→ PROBLEM REQUIREMENTS
Transcribe the listing verbatim. Do not carry over any pictures.

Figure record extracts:
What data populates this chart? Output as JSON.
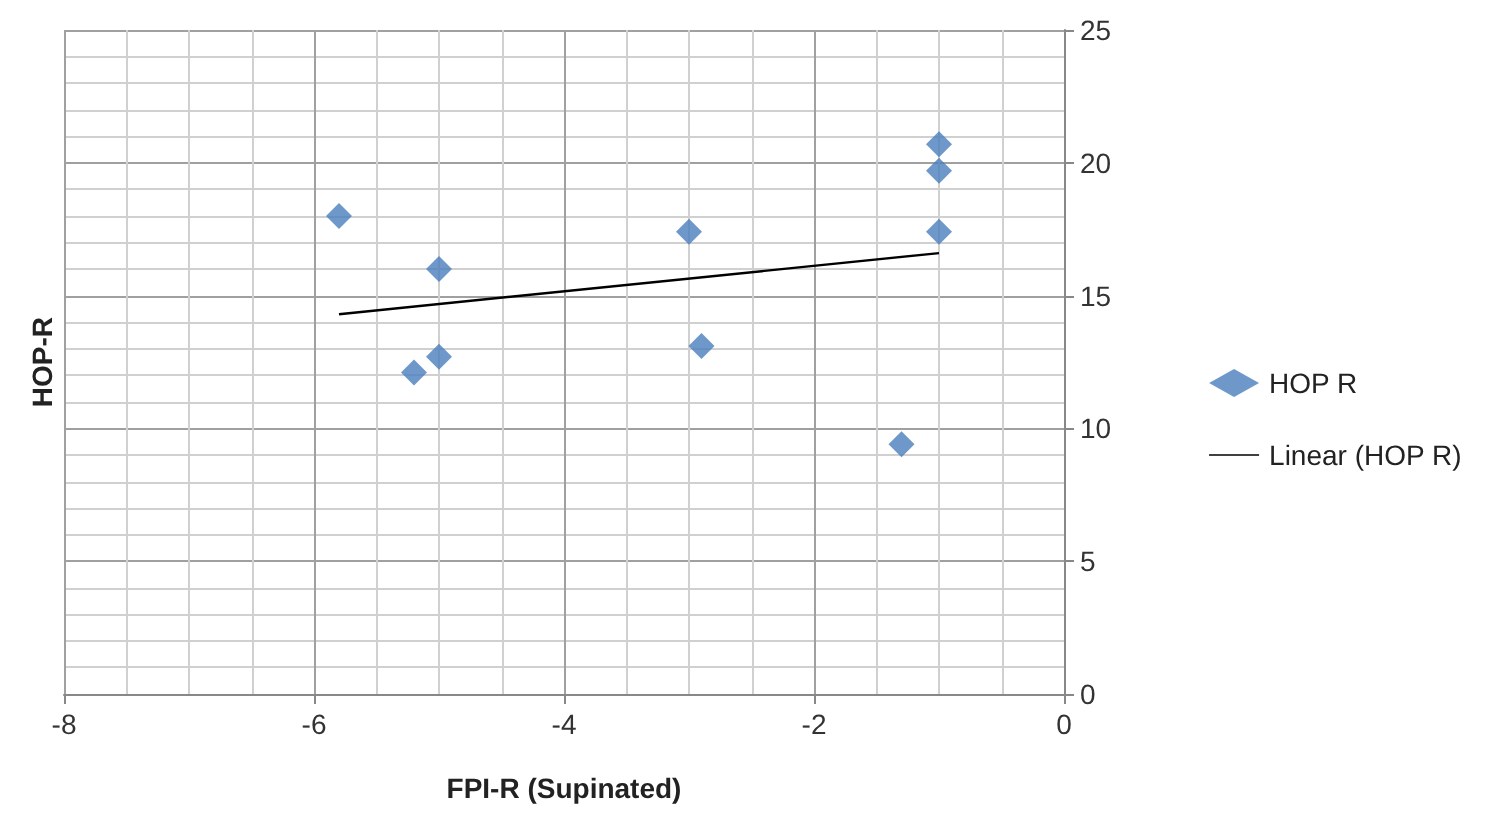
{
  "chart_data": {
    "type": "scatter",
    "xlabel": "FPI-R (Supinated)",
    "ylabel": "HOP-R",
    "series": [
      {
        "name": "HOP R",
        "color": "#4a7ebb",
        "marker": "diamond",
        "x": [
          -5.8,
          -5,
          -5.2,
          -5,
          -3,
          -2.9,
          -1,
          -1,
          -1,
          -1.3
        ],
        "values": [
          18,
          16,
          12.1,
          12.7,
          17.4,
          13.1,
          20.7,
          19.7,
          17.4,
          9.4
        ]
      },
      {
        "name": "Linear (HOP R)",
        "type": "line",
        "color": "#000000",
        "marker": "none",
        "x": [
          -5.8,
          -1
        ],
        "values": [
          14.3,
          16.6
        ]
      }
    ],
    "xlim": [
      -8,
      0
    ],
    "xticks": [
      -8,
      -6,
      -4,
      -2,
      0
    ],
    "ylim": [
      0,
      25
    ],
    "yticks": [
      0,
      5,
      10,
      15,
      20,
      25
    ],
    "grid": true,
    "legend": "right"
  }
}
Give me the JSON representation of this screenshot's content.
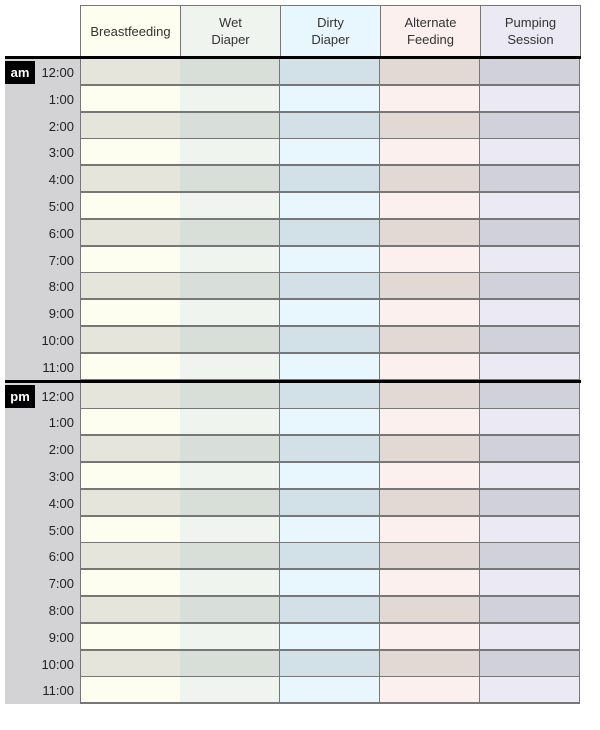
{
  "columns": [
    {
      "label": "Breastfeeding",
      "light": "#fefef0",
      "dark": "#e5e5dc"
    },
    {
      "label": "Wet\nDiaper",
      "light": "#eff4ee",
      "dark": "#d8dfd8"
    },
    {
      "label": "Dirty\nDiaper",
      "light": "#e8f6fd",
      "dark": "#d2e0e7"
    },
    {
      "label": "Alternate\nFeeding",
      "light": "#fcf0ee",
      "dark": "#e3d9d4"
    },
    {
      "label": "Pumping\nSession",
      "light": "#ebe9f4",
      "dark": "#d1d1db"
    }
  ],
  "blocks": [
    {
      "meridiem": "am",
      "times": [
        "12:00",
        "1:00",
        "2:00",
        "3:00",
        "4:00",
        "5:00",
        "6:00",
        "7:00",
        "8:00",
        "9:00",
        "10:00",
        "11:00"
      ]
    },
    {
      "meridiem": "pm",
      "times": [
        "12:00",
        "1:00",
        "2:00",
        "3:00",
        "4:00",
        "5:00",
        "6:00",
        "7:00",
        "8:00",
        "9:00",
        "10:00",
        "11:00"
      ]
    }
  ],
  "sidebar_color": "#d3d3d6"
}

→ EXERCISE SOLUTION
What data populates this chart? Output as JSON.
{
  "chart_data": {
    "type": "scatter",
    "xlabel": "FPI-R (Supinated)",
    "ylabel": "HOP-R",
    "series": [
      {
        "name": "HOP R",
        "color": "#4a7ebb",
        "marker": "diamond",
        "x": [
          -5.8,
          -5,
          -5.2,
          -5,
          -3,
          -2.9,
          -1,
          -1,
          -1,
          -1.3
        ],
        "values": [
          18,
          16,
          12.1,
          12.7,
          17.4,
          13.1,
          20.7,
          19.7,
          17.4,
          9.4
        ]
      },
      {
        "name": "Linear (HOP R)",
        "type": "line",
        "color": "#000000",
        "marker": "none",
        "x": [
          -5.8,
          -1
        ],
        "values": [
          14.3,
          16.6
        ]
      }
    ],
    "xlim": [
      -8,
      0
    ],
    "xticks": [
      -8,
      -6,
      -4,
      -2,
      0
    ],
    "ylim": [
      0,
      25
    ],
    "yticks": [
      0,
      5,
      10,
      15,
      20,
      25
    ],
    "grid": true,
    "legend": "right"
  }
}
Give me the JSON representation of this screenshot's content.
{
  "columns": [
    {
      "label": "Breastfeeding",
      "light": "#fefef0",
      "dark": "#e5e5dc"
    },
    {
      "label": "Wet\nDiaper",
      "light": "#eff4ee",
      "dark": "#d8dfd8"
    },
    {
      "label": "Dirty\nDiaper",
      "light": "#e8f6fd",
      "dark": "#d2e0e7"
    },
    {
      "label": "Alternate\nFeeding",
      "light": "#fcf0ee",
      "dark": "#e3d9d4"
    },
    {
      "label": "Pumping\nSession",
      "light": "#ebe9f4",
      "dark": "#d1d1db"
    }
  ],
  "blocks": [
    {
      "meridiem": "am",
      "times": [
        "12:00",
        "1:00",
        "2:00",
        "3:00",
        "4:00",
        "5:00",
        "6:00",
        "7:00",
        "8:00",
        "9:00",
        "10:00",
        "11:00"
      ]
    },
    {
      "meridiem": "pm",
      "times": [
        "12:00",
        "1:00",
        "2:00",
        "3:00",
        "4:00",
        "5:00",
        "6:00",
        "7:00",
        "8:00",
        "9:00",
        "10:00",
        "11:00"
      ]
    }
  ],
  "sidebar_color": "#d3d3d6"
}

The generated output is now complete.